▸ Records for this task:
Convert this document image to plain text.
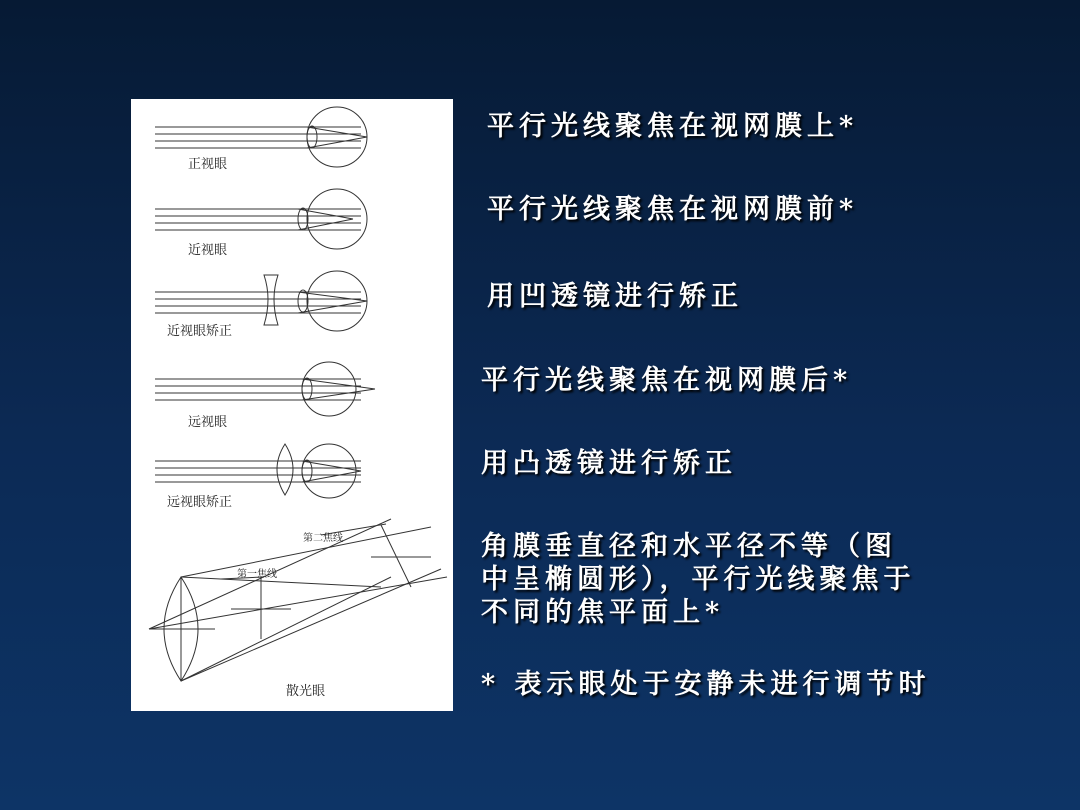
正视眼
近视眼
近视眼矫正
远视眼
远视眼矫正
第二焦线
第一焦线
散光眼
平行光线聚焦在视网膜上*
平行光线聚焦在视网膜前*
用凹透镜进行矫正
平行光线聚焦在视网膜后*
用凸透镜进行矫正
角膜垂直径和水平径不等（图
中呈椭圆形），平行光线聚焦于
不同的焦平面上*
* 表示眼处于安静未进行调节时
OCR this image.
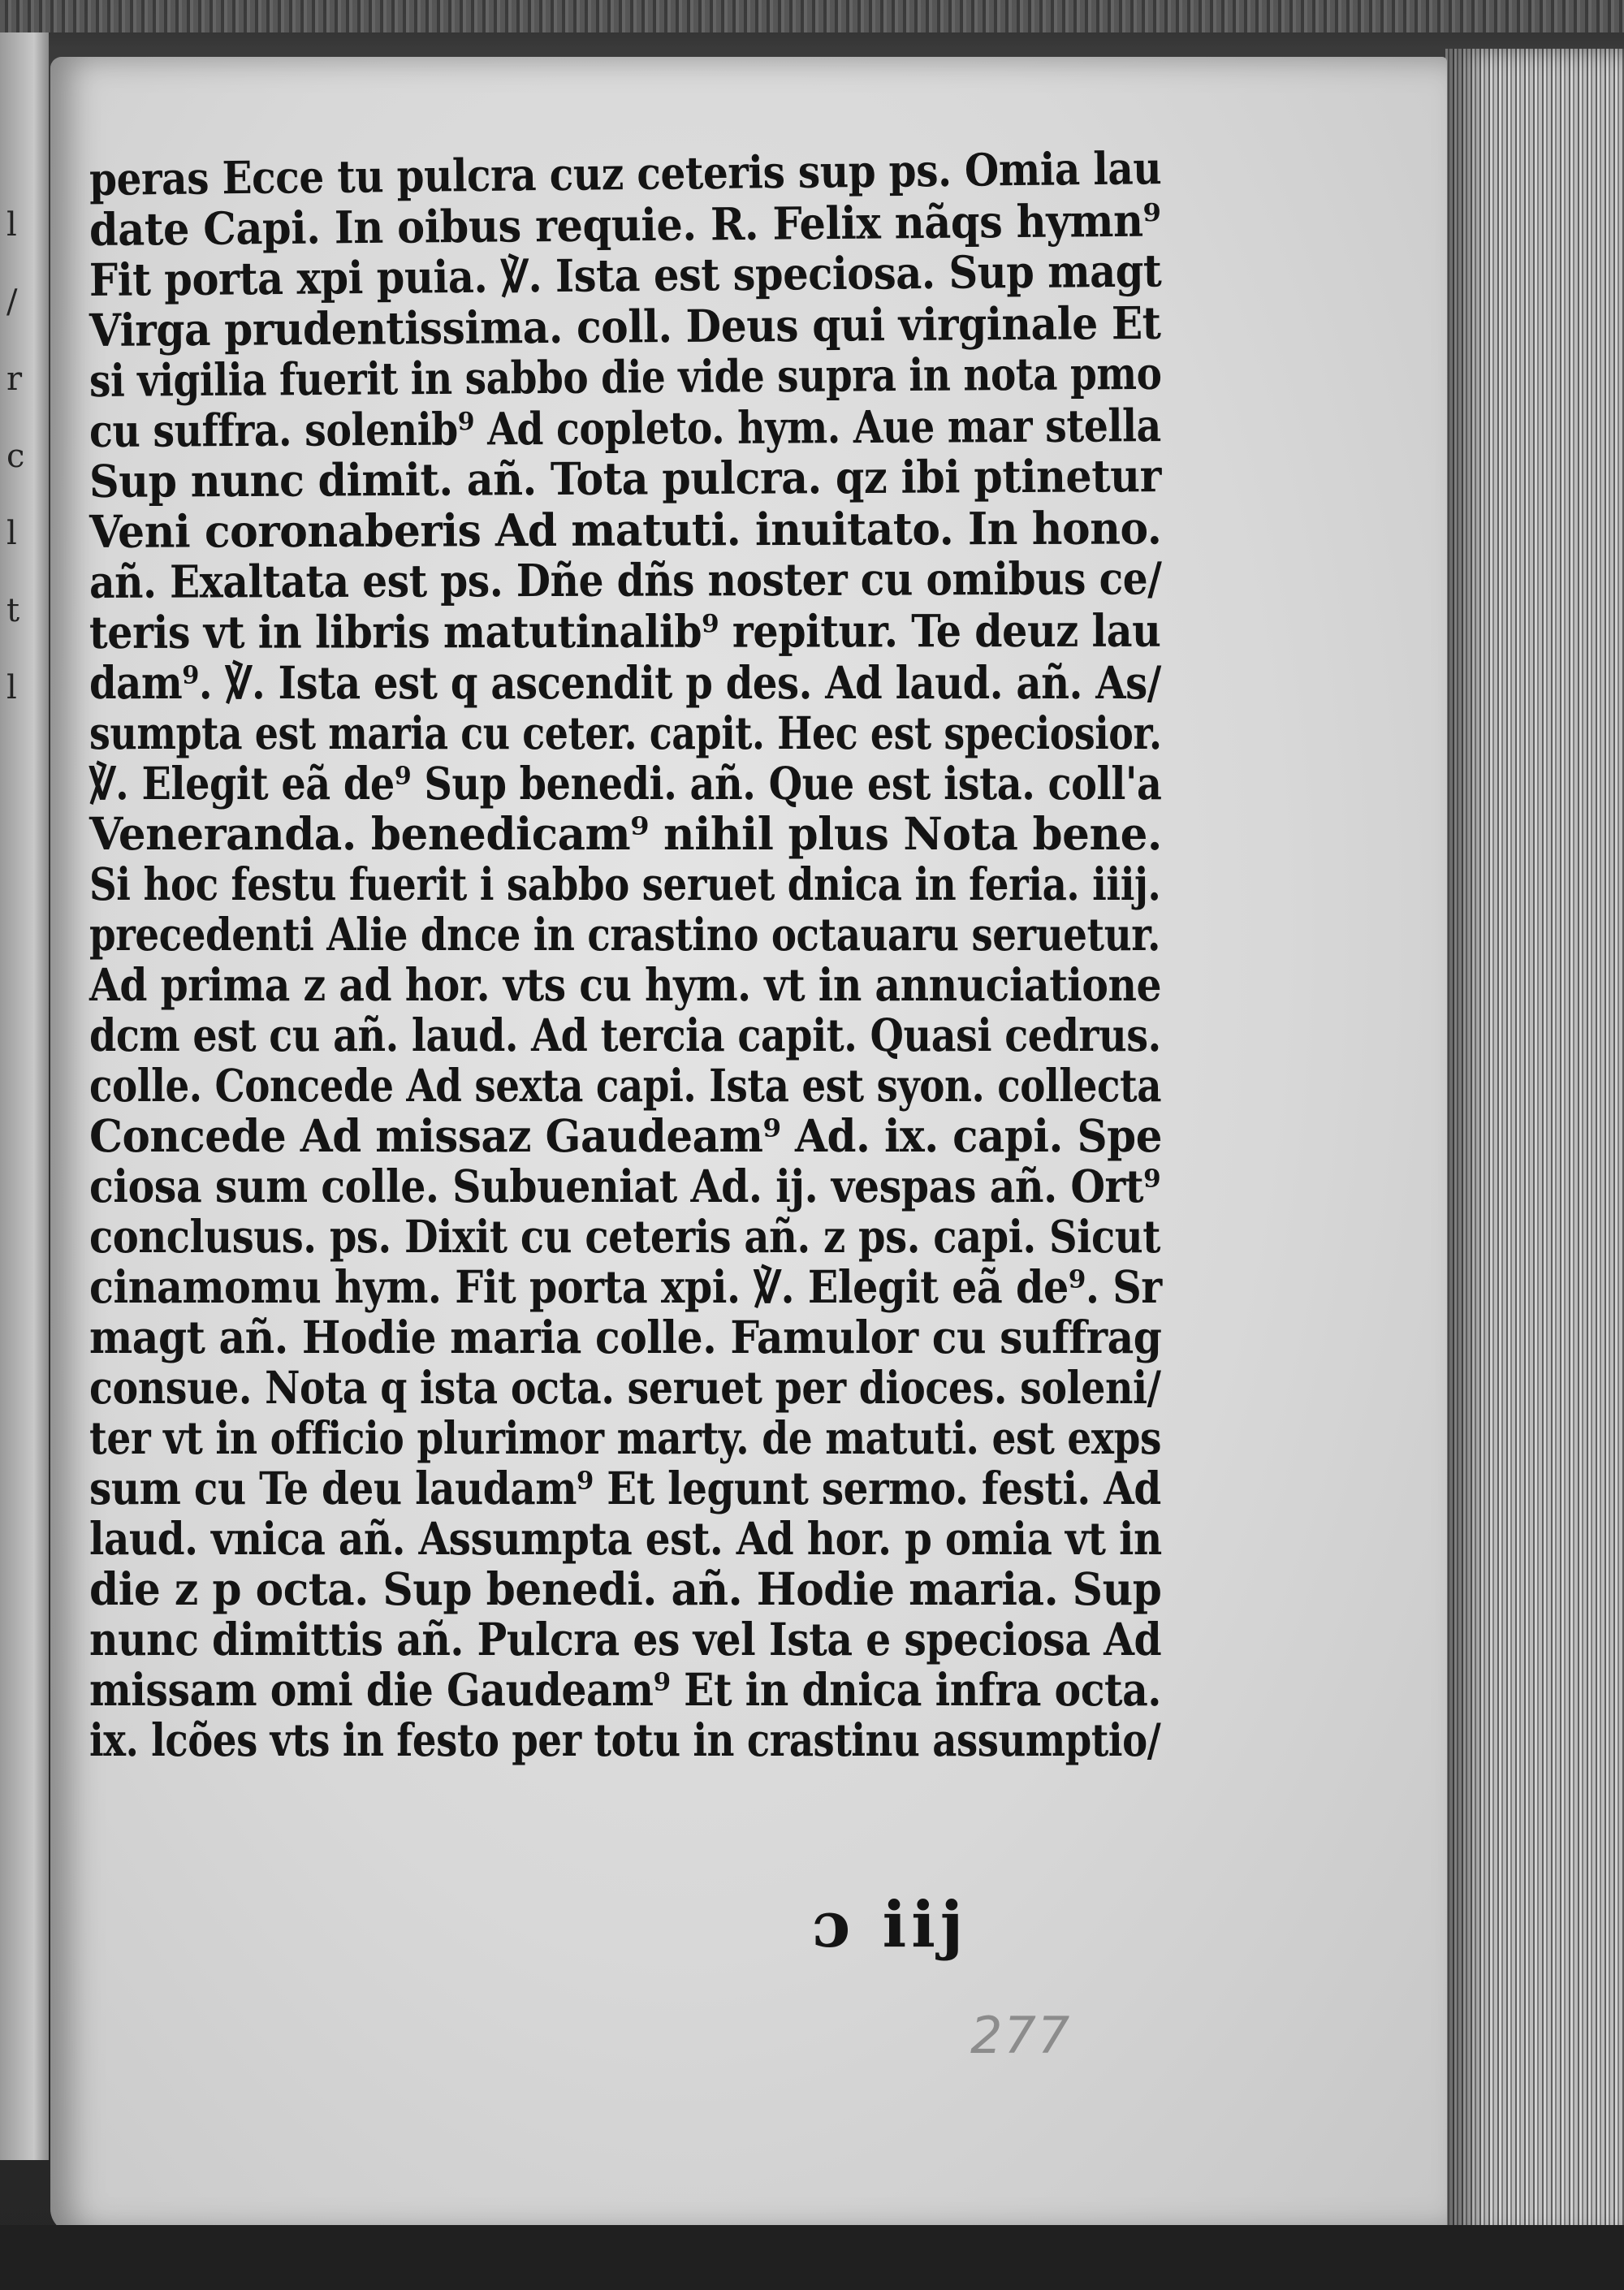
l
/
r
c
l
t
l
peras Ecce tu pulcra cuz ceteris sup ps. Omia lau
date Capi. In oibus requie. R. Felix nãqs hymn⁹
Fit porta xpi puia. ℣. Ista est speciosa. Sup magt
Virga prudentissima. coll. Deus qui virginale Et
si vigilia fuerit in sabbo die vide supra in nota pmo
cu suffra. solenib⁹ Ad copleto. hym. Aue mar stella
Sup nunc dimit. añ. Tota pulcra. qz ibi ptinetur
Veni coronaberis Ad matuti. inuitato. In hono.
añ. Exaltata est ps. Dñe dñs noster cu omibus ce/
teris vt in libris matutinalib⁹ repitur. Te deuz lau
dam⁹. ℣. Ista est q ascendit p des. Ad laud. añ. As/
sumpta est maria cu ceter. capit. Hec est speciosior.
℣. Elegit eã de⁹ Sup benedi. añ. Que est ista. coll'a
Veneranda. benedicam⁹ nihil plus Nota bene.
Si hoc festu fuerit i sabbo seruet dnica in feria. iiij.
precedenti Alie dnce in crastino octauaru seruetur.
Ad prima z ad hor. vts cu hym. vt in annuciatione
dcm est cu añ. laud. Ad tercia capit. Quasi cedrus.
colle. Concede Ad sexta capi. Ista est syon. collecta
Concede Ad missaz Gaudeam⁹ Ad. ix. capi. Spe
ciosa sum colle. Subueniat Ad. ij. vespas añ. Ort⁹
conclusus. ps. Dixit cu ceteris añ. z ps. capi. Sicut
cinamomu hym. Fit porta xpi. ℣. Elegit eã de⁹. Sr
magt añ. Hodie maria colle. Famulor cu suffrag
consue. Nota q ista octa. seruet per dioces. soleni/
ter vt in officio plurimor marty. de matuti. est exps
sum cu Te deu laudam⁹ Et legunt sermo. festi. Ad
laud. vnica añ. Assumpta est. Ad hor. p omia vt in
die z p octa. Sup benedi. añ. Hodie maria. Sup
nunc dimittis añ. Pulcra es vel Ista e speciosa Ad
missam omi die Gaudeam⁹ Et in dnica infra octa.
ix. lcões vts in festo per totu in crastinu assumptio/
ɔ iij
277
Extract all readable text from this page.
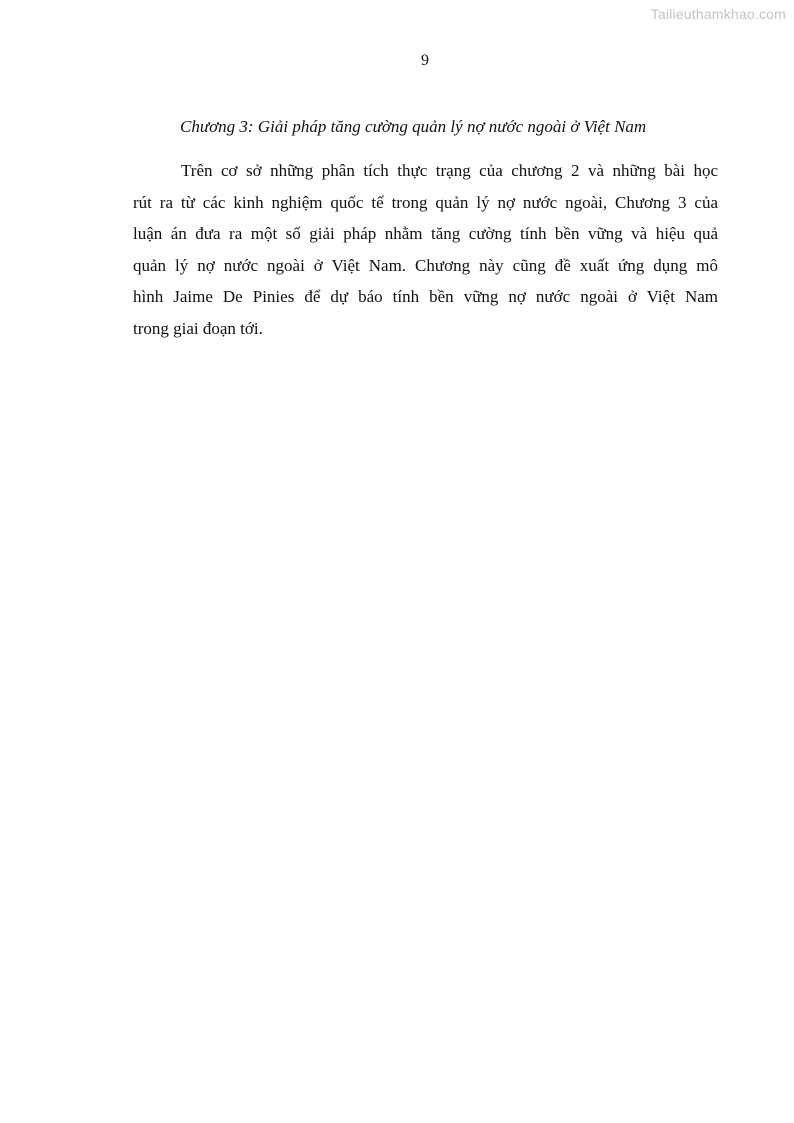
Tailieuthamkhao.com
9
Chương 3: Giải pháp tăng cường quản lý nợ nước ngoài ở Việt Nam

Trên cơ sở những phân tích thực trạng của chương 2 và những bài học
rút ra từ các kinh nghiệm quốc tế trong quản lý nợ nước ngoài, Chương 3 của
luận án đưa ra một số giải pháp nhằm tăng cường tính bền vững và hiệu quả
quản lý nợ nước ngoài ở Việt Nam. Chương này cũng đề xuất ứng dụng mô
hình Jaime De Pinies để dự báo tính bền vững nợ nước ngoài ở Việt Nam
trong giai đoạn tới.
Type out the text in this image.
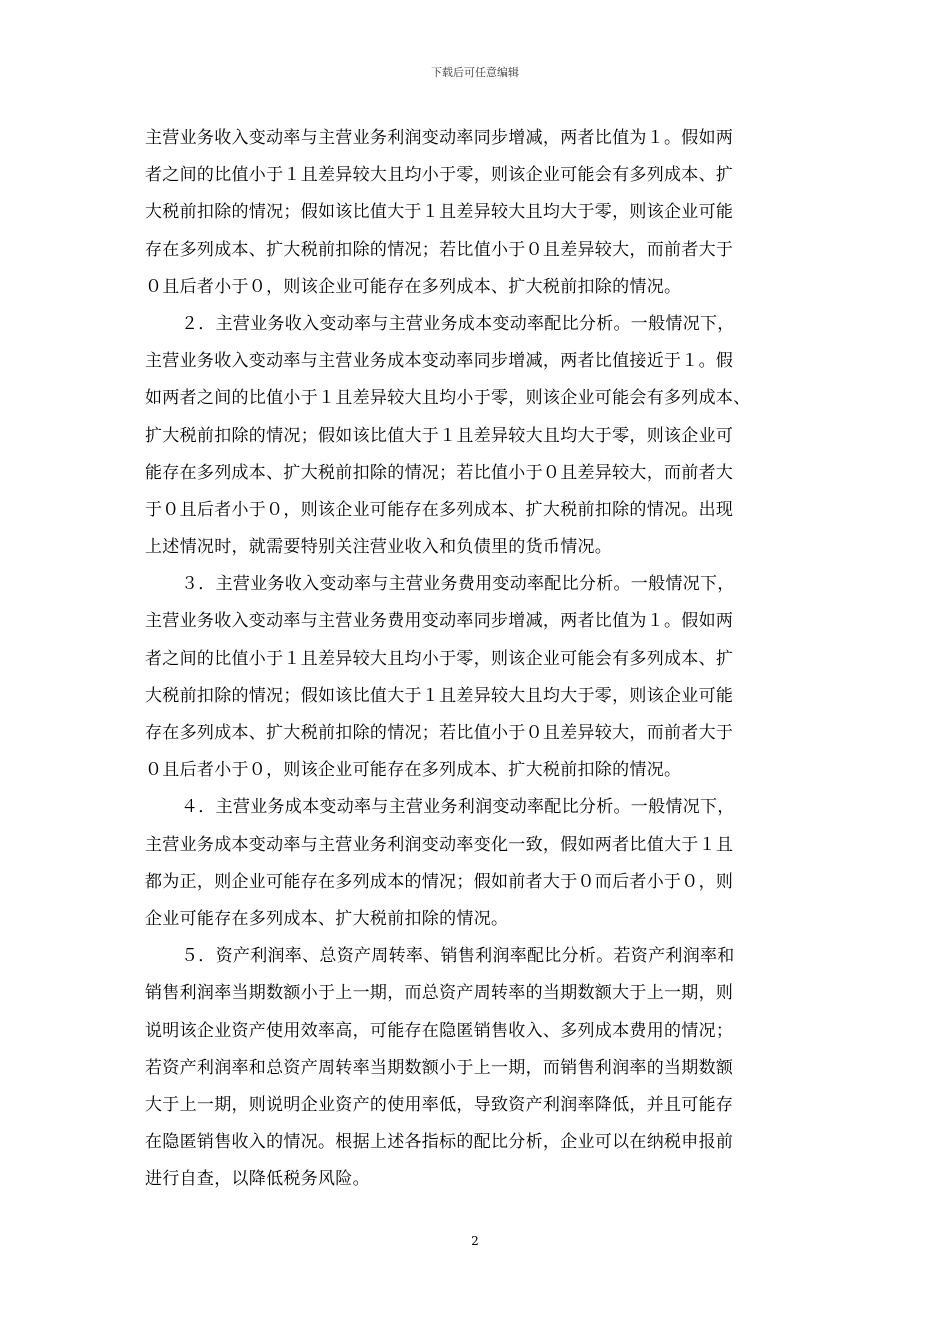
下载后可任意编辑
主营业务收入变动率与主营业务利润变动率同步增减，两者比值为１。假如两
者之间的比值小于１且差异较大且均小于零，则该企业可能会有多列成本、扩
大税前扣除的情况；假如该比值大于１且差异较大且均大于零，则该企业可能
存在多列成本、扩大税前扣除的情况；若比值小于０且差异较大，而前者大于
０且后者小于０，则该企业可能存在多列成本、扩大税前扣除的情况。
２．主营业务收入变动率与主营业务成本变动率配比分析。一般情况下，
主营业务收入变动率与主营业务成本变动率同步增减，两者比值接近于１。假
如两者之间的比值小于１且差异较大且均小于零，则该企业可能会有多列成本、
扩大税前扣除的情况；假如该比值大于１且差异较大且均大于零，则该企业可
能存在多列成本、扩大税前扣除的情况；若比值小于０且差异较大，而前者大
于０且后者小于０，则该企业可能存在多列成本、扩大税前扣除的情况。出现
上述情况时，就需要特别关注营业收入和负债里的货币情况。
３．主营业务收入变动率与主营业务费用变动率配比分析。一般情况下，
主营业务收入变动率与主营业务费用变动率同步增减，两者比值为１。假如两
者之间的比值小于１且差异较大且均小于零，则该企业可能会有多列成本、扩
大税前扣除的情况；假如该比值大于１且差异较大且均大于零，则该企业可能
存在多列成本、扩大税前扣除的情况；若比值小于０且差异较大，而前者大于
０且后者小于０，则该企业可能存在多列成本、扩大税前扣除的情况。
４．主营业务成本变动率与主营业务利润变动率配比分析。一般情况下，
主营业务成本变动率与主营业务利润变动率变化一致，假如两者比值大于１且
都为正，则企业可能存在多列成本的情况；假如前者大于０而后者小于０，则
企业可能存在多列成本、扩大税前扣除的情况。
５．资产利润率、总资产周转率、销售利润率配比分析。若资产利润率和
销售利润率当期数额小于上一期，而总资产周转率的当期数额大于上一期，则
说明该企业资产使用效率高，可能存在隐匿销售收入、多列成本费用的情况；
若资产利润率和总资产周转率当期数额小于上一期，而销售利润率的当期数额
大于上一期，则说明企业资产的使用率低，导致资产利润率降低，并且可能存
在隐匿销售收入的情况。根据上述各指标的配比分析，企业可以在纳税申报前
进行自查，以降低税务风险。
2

▸ To do: Pick out and copy the lines of the entries that hold the string "magt".

▸ Task output:
Fit porta xpi puia. ℣. Ista est speciosa. Sup magt
magt añ. Hodie maria colle. Famulor cu suffrag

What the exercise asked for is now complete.